──────── MATERIAL FOR THIS TASK ────────
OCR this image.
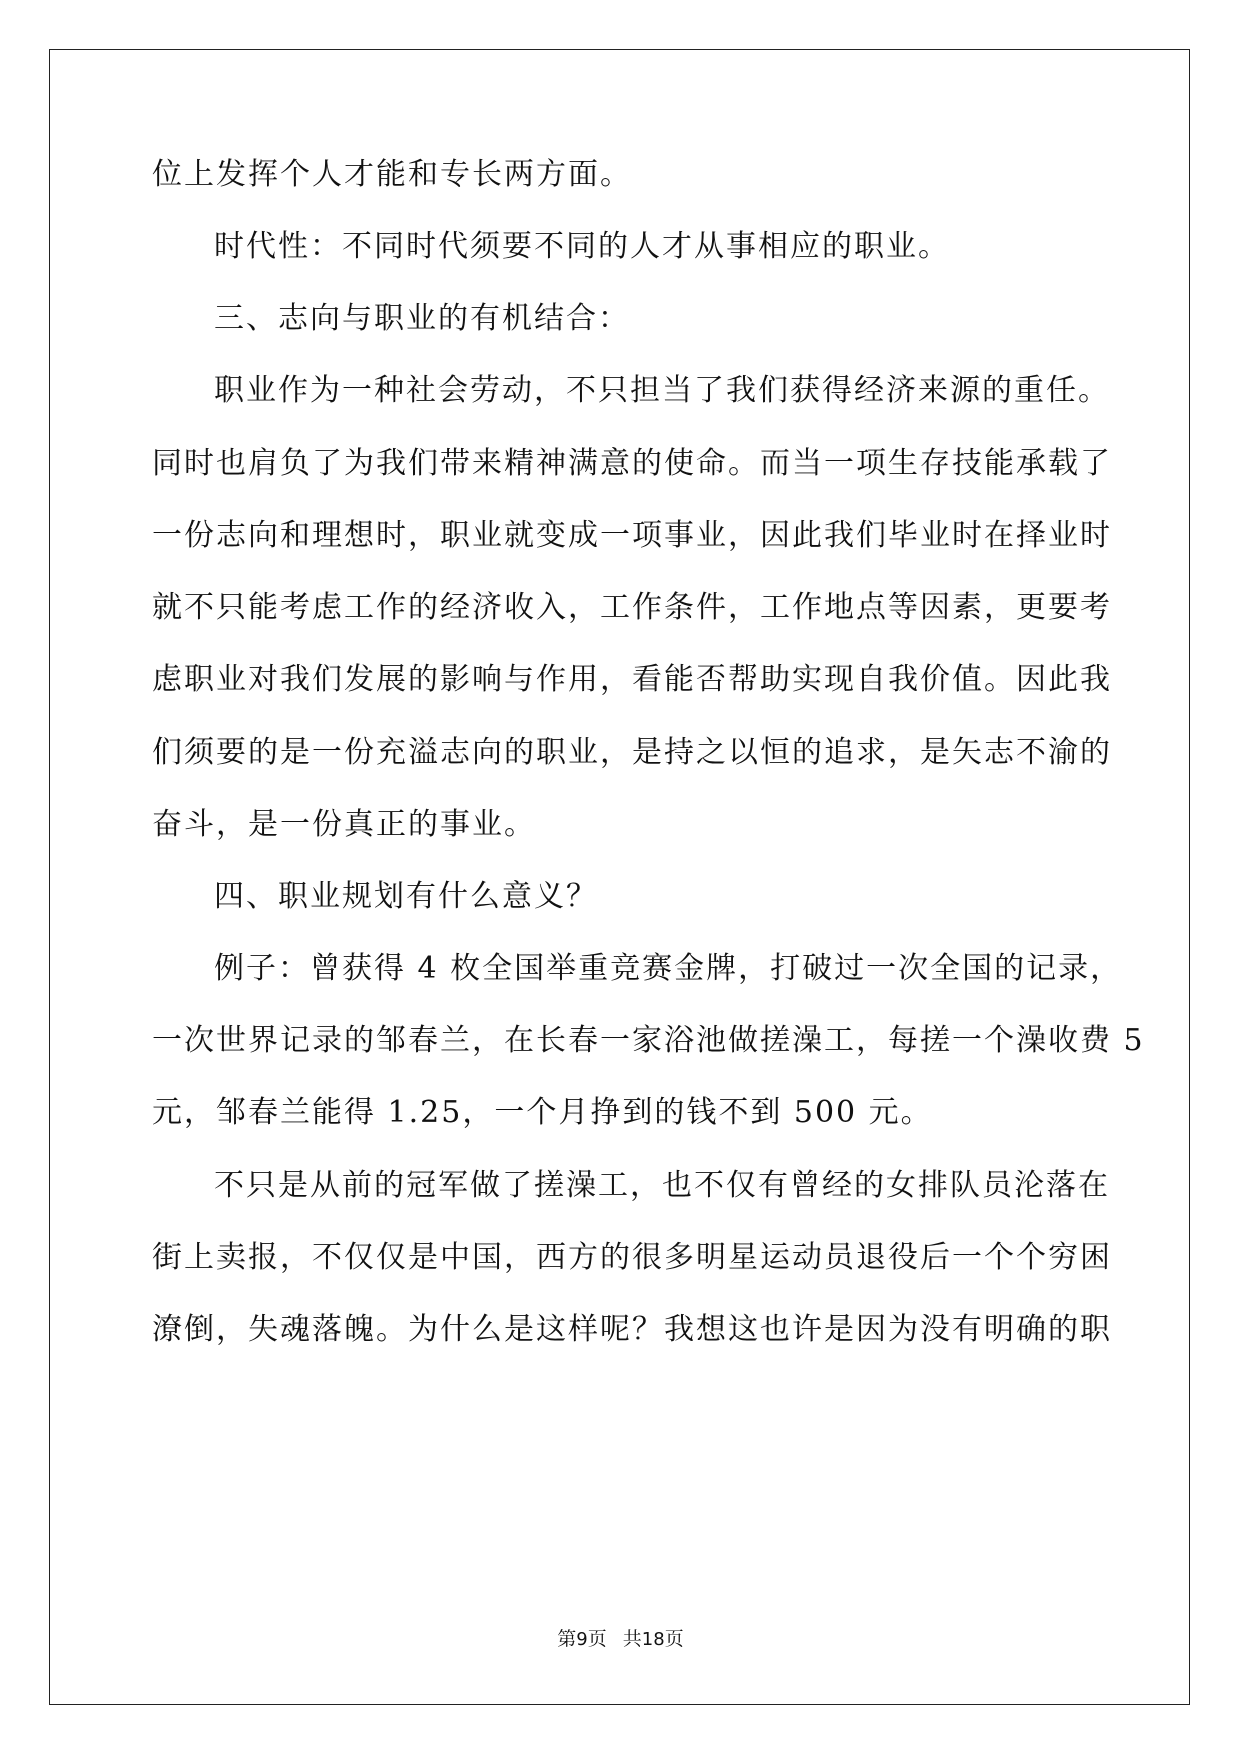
位上发挥个人才能和专长两方面。
时代性：不同时代须要不同的人才从事相应的职业。
三、志向与职业的有机结合：
职业作为一种社会劳动，不只担当了我们获得经济来源的重任。
同时也肩负了为我们带来精神满意的使命。而当一项生存技能承载了
一份志向和理想时，职业就变成一项事业，因此我们毕业时在择业时
就不只能考虑工作的经济收入，工作条件，工作地点等因素，更要考
虑职业对我们发展的影响与作用，看能否帮助实现自我价值。因此我
们须要的是一份充溢志向的职业，是持之以恒的追求，是矢志不渝的
奋斗，是一份真正的事业。
四、职业规划有什么意义？
例子：曾获得 4 枚全国举重竞赛金牌，打破过一次全国的记录，
一次世界记录的邹春兰，在长春一家浴池做搓澡工，每搓一个澡收费 5
元，邹春兰能得 1.25，一个月挣到的钱不到 500 元。
不只是从前的冠军做了搓澡工，也不仅有曾经的女排队员沦落在
街上卖报，不仅仅是中国，西方的很多明星运动员退役后一个个穷困
潦倒，失魂落魄。为什么是这样呢？我想这也许是因为没有明确的职
第9页 共18页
────────
> [REQUIREMENT]
Copy every record above exactly as written, but leave out the pictures.

> [SOLUTION FOR THIS EXERCISE]
OCR this image.
位上发挥个人才能和专长两方面。
时代性：不同时代须要不同的人才从事相应的职业。
三、志向与职业的有机结合：
职业作为一种社会劳动，不只担当了我们获得经济来源的重任。
同时也肩负了为我们带来精神满意的使命。而当一项生存技能承载了
一份志向和理想时，职业就变成一项事业，因此我们毕业时在择业时
就不只能考虑工作的经济收入，工作条件，工作地点等因素，更要考
虑职业对我们发展的影响与作用，看能否帮助实现自我价值。因此我
们须要的是一份充溢志向的职业，是持之以恒的追求，是矢志不渝的
奋斗，是一份真正的事业。
四、职业规划有什么意义？
例子：曾获得 4 枚全国举重竞赛金牌，打破过一次全国的记录，
一次世界记录的邹春兰，在长春一家浴池做搓澡工，每搓一个澡收费 5
元，邹春兰能得 1.25，一个月挣到的钱不到 500 元。
不只是从前的冠军做了搓澡工，也不仅有曾经的女排队员沦落在
街上卖报，不仅仅是中国，西方的很多明星运动员退役后一个个穷困
潦倒，失魂落魄。为什么是这样呢？我想这也许是因为没有明确的职
第9页 共18页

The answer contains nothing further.